How to prep for a group interview:
Feeling nervous? A great tip to shake off the nerves is to pretend it’s only you and the hiring manager(s) in the room. When they ask everyone a question, pretend they are directing it to you and no one else. Don’t be afraid to be the first one to answer the question. This shows leadership. Also, if you aren’t the first person to answer the question, patiently wait for the other candidate to finish and then speak up.
Tip: Try being the first to answer the questions so your answer seems original and it won’t look like you took it from the person before you!
It is so important to speak during this type of interview because if you remain silent the whole time, chances are that you will not be noticed and won’t get the offer.
3) Panel interview:
This is when you are sitting in front of two or more people in the company while they grill you with questions (just kidding, it’s not really that bad unless you’re unprepared).
Who’s on the panel and why?
Depending on the position you’ve applied for, a panel interview can happen in the first or second interview – but usually in the second. This happens because when they bring you back for a second round, they want different perspectives from different people in the company. For example, there may be one HR person, the boss of the company and one or two others from the department you will be working in.
How to Prep for a panel interview:
Have you ever said to your friend after an interview: “O-M-G there were five people interviewing me at once! I was so not prepared!” Well, to avoid being overwhelmed, see if you can find out how many will be interviewing you and their names from the recruiter or administrator in the company. Then, you can research them and get to know them beforehand.

(Instructions for the task):
Can you update the interview tips text between "How to prep for a group" and "then speak up.", inclusive, with "leadership" changed to "confidence"?

(Extracted records):

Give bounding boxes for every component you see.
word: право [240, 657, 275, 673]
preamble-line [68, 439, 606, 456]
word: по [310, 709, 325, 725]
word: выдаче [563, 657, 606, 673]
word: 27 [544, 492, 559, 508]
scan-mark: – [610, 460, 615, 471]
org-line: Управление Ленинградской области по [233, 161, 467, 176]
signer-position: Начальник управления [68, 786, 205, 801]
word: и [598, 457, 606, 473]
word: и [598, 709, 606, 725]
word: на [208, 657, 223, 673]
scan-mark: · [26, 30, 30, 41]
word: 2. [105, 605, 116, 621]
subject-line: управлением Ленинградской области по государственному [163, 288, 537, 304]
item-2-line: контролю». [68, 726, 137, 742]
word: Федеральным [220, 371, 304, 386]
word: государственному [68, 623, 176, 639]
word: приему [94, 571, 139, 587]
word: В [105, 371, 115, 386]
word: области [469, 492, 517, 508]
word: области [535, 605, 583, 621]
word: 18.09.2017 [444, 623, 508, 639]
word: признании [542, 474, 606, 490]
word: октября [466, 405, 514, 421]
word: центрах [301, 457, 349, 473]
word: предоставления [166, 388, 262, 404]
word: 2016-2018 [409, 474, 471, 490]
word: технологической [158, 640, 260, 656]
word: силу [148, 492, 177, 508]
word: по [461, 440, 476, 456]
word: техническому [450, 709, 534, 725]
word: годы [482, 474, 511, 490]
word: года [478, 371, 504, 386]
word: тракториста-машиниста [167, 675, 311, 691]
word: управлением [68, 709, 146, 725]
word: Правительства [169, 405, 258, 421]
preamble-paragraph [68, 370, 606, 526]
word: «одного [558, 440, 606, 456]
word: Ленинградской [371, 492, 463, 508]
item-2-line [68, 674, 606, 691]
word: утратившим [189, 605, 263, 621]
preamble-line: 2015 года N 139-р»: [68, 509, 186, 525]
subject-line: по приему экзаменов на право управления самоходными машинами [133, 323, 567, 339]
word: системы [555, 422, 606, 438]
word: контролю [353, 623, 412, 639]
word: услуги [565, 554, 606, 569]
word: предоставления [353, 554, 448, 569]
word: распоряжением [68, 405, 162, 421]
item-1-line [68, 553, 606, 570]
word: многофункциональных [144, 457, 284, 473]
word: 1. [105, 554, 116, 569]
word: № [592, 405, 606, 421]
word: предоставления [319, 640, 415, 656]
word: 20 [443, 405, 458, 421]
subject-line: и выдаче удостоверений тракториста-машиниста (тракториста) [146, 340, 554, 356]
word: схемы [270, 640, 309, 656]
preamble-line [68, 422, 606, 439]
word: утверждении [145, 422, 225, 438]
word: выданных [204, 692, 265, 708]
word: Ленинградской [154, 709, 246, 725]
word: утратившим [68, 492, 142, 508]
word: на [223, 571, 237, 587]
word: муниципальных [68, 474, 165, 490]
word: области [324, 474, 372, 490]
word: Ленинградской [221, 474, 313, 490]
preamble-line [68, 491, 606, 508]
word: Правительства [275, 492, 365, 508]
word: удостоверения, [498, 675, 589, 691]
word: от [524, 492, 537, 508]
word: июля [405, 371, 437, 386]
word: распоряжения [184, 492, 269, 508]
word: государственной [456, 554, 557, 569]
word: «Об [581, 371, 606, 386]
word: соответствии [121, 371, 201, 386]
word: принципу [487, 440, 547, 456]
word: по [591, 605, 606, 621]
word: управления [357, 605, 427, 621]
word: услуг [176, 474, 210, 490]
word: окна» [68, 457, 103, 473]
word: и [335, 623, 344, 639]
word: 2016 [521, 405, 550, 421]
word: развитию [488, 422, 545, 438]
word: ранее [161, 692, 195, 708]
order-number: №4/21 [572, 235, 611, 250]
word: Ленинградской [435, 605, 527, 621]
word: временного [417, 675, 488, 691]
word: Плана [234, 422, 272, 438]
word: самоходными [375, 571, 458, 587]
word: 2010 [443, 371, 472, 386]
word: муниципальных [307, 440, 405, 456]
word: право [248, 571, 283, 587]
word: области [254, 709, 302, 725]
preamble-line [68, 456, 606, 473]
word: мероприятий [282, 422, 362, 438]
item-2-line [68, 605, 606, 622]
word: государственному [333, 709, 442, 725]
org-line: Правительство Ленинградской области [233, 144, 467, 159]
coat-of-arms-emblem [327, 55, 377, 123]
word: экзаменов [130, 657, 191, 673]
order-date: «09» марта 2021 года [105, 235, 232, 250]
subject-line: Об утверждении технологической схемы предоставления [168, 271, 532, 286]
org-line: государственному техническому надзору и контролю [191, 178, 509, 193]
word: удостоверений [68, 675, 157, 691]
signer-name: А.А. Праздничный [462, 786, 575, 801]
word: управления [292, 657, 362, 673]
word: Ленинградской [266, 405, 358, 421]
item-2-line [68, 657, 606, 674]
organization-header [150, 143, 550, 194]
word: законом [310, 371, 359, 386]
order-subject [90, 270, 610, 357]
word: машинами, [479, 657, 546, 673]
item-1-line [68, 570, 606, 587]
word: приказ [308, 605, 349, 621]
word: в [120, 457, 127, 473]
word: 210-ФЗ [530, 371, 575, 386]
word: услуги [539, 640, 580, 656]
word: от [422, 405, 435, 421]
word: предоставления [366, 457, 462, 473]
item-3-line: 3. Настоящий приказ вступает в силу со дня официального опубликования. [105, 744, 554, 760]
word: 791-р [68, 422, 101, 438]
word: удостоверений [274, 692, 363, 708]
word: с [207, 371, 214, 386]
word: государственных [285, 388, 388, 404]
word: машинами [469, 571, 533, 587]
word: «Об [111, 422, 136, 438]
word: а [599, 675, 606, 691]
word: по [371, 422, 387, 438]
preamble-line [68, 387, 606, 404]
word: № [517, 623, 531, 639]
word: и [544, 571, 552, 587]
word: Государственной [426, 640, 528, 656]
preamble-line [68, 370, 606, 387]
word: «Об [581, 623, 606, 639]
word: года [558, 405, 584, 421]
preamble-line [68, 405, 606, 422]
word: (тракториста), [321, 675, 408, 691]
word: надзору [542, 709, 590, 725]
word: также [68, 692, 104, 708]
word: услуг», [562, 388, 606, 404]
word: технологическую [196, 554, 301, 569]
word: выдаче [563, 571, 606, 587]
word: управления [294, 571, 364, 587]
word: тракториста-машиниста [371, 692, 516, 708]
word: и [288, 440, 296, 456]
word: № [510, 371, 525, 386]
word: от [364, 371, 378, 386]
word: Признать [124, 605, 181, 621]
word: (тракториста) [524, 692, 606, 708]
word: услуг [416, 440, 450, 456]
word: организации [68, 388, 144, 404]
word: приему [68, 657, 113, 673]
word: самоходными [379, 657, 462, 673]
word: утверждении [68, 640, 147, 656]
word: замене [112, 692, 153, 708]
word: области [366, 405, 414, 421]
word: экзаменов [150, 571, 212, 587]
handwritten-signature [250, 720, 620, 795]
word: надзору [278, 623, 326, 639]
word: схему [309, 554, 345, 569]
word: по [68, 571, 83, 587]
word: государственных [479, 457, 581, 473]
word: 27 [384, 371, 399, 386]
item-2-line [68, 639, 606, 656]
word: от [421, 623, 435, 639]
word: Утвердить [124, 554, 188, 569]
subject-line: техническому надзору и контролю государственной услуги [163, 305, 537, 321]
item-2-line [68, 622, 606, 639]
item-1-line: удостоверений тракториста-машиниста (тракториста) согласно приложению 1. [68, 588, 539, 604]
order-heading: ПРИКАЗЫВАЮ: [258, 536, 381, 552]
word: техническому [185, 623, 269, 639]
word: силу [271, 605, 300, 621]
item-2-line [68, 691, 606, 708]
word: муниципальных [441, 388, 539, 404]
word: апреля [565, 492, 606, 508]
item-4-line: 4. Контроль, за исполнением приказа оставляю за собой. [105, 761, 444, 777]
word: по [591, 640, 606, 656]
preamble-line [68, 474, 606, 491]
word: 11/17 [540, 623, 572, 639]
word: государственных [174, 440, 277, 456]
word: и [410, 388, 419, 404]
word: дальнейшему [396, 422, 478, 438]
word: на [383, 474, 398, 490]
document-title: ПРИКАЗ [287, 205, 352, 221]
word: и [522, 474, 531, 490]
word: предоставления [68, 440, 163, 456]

(Result of the task):
How to prep for a group interview:
Feeling nervous? A great tip to shake off the nerves is to pretend it’s only you and the hiring manager(s) in the room. When they ask everyone a question, pretend they are directing it to you and no one else. Don’t be afraid to be the first one to answer the question. This shows confidence. Also, if you aren’t the first person to answer the question, patiently wait for the other candidate to finish and then speak up.